**WHAT TO WORK ON**
Write out each record below exactly as it appears, with no pictures.

┄┄┄┄┄┄┄┄┄┄

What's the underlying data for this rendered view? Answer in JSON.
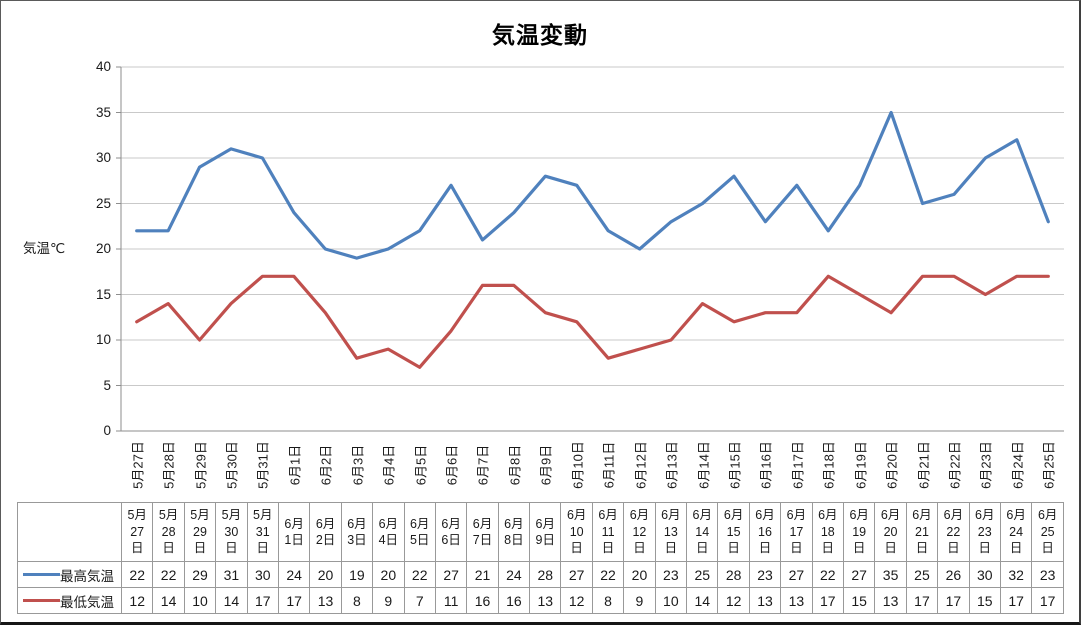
{
  "chart_data": {
    "type": "line",
    "title": "気温変動",
    "ylabel": "気温℃",
    "ylim": [
      0,
      40
    ],
    "y_ticks": [
      0,
      5,
      10,
      15,
      20,
      25,
      30,
      35,
      40
    ],
    "grid": true,
    "legend_position": "data-table-left",
    "categories": [
      "5月27日",
      "5月28日",
      "5月29日",
      "5月30日",
      "5月31日",
      "6月1日",
      "6月2日",
      "6月3日",
      "6月4日",
      "6月5日",
      "6月6日",
      "6月7日",
      "6月8日",
      "6月9日",
      "6月10日",
      "6月11日",
      "6月12日",
      "6月13日",
      "6月14日",
      "6月15日",
      "6月16日",
      "6月17日",
      "6月18日",
      "6月19日",
      "6月20日",
      "6月21日",
      "6月22日",
      "6月23日",
      "6月24日",
      "6月25日"
    ],
    "series": [
      {
        "name": "最高気温",
        "color": "#4F81BD",
        "values": [
          22,
          22,
          29,
          31,
          30,
          24,
          20,
          19,
          20,
          22,
          27,
          21,
          24,
          28,
          27,
          22,
          20,
          23,
          25,
          28,
          23,
          27,
          22,
          27,
          35,
          25,
          26,
          30,
          32,
          23
        ]
      },
      {
        "name": "最低気温",
        "color": "#C0504D",
        "values": [
          12,
          14,
          10,
          14,
          17,
          17,
          13,
          8,
          9,
          7,
          11,
          16,
          16,
          13,
          12,
          8,
          9,
          10,
          14,
          12,
          13,
          13,
          17,
          15,
          13,
          17,
          17,
          15,
          17,
          17
        ]
      }
    ],
    "colors": {
      "gridline": "#C9C9C9",
      "axis": "#8E8E8E",
      "table_border": "#999999",
      "text": "#1A1A1A"
    }
  }
}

┄┄┄┄┄┄┄┄┄┄

**FULL RESPONSE**
What's the underlying data for this rendered view? Answer in JSON.
{
  "chart_data": {
    "type": "line",
    "title": "気温変動",
    "ylabel": "気温℃",
    "ylim": [
      0,
      40
    ],
    "y_ticks": [
      0,
      5,
      10,
      15,
      20,
      25,
      30,
      35,
      40
    ],
    "grid": true,
    "legend_position": "data-table-left",
    "categories": [
      "5月27日",
      "5月28日",
      "5月29日",
      "5月30日",
      "5月31日",
      "6月1日",
      "6月2日",
      "6月3日",
      "6月4日",
      "6月5日",
      "6月6日",
      "6月7日",
      "6月8日",
      "6月9日",
      "6月10日",
      "6月11日",
      "6月12日",
      "6月13日",
      "6月14日",
      "6月15日",
      "6月16日",
      "6月17日",
      "6月18日",
      "6月19日",
      "6月20日",
      "6月21日",
      "6月22日",
      "6月23日",
      "6月24日",
      "6月25日"
    ],
    "series": [
      {
        "name": "最高気温",
        "color": "#4F81BD",
        "values": [
          22,
          22,
          29,
          31,
          30,
          24,
          20,
          19,
          20,
          22,
          27,
          21,
          24,
          28,
          27,
          22,
          20,
          23,
          25,
          28,
          23,
          27,
          22,
          27,
          35,
          25,
          26,
          30,
          32,
          23
        ]
      },
      {
        "name": "最低気温",
        "color": "#C0504D",
        "values": [
          12,
          14,
          10,
          14,
          17,
          17,
          13,
          8,
          9,
          7,
          11,
          16,
          16,
          13,
          12,
          8,
          9,
          10,
          14,
          12,
          13,
          13,
          17,
          15,
          13,
          17,
          17,
          15,
          17,
          17
        ]
      }
    ],
    "colors": {
      "gridline": "#C9C9C9",
      "axis": "#8E8E8E",
      "table_border": "#999999",
      "text": "#1A1A1A"
    }
  }
}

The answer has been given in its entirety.